• _WHAT THIS TASK INVOLVES_: Collect each line containing "screenshot".

(Figure record extracts)
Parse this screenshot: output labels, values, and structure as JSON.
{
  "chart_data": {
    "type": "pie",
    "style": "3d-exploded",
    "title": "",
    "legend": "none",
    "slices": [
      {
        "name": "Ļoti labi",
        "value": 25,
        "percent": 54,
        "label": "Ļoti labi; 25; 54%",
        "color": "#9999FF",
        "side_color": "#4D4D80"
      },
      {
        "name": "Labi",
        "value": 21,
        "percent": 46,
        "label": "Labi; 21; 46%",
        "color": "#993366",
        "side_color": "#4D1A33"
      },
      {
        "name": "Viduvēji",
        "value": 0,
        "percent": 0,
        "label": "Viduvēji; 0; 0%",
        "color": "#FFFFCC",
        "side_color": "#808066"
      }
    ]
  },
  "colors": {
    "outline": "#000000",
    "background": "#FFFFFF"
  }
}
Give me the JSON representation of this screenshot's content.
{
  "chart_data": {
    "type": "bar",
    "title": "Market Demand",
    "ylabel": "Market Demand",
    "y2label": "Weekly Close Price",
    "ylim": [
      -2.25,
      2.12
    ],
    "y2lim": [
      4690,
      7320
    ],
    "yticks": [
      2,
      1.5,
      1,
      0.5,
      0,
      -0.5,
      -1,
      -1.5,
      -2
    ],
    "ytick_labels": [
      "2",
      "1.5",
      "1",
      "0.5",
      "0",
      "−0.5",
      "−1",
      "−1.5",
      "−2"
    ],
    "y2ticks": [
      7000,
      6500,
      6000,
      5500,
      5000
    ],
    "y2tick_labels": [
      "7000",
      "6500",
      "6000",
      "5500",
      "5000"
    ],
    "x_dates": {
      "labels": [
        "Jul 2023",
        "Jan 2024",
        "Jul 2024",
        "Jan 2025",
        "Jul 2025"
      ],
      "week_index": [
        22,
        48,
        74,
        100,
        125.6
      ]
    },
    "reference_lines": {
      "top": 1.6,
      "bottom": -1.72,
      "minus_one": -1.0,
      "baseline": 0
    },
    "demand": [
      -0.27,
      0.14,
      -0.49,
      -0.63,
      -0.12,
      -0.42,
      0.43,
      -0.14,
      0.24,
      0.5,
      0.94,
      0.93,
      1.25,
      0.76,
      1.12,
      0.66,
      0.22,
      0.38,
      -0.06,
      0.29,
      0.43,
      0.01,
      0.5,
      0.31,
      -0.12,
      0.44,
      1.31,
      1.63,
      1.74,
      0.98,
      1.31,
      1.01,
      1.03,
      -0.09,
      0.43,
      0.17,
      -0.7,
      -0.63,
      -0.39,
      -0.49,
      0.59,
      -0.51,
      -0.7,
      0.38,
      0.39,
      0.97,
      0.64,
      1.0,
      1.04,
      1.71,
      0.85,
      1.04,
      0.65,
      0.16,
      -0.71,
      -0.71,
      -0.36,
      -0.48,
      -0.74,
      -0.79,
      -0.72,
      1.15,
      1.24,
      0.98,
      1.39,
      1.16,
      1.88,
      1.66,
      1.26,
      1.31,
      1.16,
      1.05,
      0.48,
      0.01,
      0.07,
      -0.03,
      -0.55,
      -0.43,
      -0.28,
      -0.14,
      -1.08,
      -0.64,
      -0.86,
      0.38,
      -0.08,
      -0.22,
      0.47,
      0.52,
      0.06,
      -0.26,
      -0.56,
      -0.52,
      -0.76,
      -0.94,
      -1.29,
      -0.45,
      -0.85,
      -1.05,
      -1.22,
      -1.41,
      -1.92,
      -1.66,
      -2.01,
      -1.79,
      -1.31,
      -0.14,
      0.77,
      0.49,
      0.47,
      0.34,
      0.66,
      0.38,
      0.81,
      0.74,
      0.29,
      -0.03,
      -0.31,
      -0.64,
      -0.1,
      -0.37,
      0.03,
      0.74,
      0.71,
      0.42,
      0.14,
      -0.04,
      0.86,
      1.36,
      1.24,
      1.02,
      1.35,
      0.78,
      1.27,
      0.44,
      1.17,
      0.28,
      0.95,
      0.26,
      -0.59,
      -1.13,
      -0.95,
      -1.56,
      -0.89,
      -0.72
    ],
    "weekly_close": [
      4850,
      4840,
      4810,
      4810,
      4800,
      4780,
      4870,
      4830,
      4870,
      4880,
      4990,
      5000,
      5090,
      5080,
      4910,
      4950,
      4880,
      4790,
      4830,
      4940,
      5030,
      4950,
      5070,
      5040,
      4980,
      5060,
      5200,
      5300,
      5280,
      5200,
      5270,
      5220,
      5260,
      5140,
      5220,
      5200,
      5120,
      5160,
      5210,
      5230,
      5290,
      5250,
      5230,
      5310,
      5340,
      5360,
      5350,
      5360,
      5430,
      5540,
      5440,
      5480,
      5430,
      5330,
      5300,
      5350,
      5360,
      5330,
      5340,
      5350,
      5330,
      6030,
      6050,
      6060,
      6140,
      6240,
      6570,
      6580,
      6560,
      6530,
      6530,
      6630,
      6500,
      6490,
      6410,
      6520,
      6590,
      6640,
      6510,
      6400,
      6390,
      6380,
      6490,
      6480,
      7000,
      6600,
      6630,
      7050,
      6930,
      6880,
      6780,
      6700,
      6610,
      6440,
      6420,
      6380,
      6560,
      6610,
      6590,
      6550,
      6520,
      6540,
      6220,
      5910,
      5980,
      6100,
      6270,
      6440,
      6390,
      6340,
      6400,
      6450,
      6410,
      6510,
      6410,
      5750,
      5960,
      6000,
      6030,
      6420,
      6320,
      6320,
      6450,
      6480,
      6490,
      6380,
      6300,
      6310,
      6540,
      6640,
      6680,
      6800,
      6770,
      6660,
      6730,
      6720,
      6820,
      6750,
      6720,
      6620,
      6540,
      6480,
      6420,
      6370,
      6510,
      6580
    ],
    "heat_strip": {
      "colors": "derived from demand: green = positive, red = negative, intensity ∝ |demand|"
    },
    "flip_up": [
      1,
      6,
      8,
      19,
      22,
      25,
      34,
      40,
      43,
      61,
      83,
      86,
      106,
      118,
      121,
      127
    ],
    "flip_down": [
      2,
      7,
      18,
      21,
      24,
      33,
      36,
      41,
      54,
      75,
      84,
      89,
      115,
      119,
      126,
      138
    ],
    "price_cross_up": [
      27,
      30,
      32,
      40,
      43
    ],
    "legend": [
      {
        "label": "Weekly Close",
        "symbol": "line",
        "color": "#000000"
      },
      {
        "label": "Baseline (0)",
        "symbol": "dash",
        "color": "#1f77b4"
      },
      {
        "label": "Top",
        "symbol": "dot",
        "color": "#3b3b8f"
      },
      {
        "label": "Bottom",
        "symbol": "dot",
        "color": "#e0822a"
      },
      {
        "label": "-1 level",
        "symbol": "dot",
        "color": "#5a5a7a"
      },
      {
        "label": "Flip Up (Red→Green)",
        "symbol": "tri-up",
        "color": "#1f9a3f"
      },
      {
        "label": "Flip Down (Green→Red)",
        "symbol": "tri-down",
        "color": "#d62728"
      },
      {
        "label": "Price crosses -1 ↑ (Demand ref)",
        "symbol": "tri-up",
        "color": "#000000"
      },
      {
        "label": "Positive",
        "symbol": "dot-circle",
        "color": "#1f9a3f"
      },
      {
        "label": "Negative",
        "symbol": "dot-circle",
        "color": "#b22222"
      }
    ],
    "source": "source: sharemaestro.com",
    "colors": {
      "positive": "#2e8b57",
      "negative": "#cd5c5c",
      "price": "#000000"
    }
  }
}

• _RESULT OF THIS EXERCISE_:
Parse this screenshot: output labels, values, and structure as JSON.
Give me the JSON representation of this screenshot's content.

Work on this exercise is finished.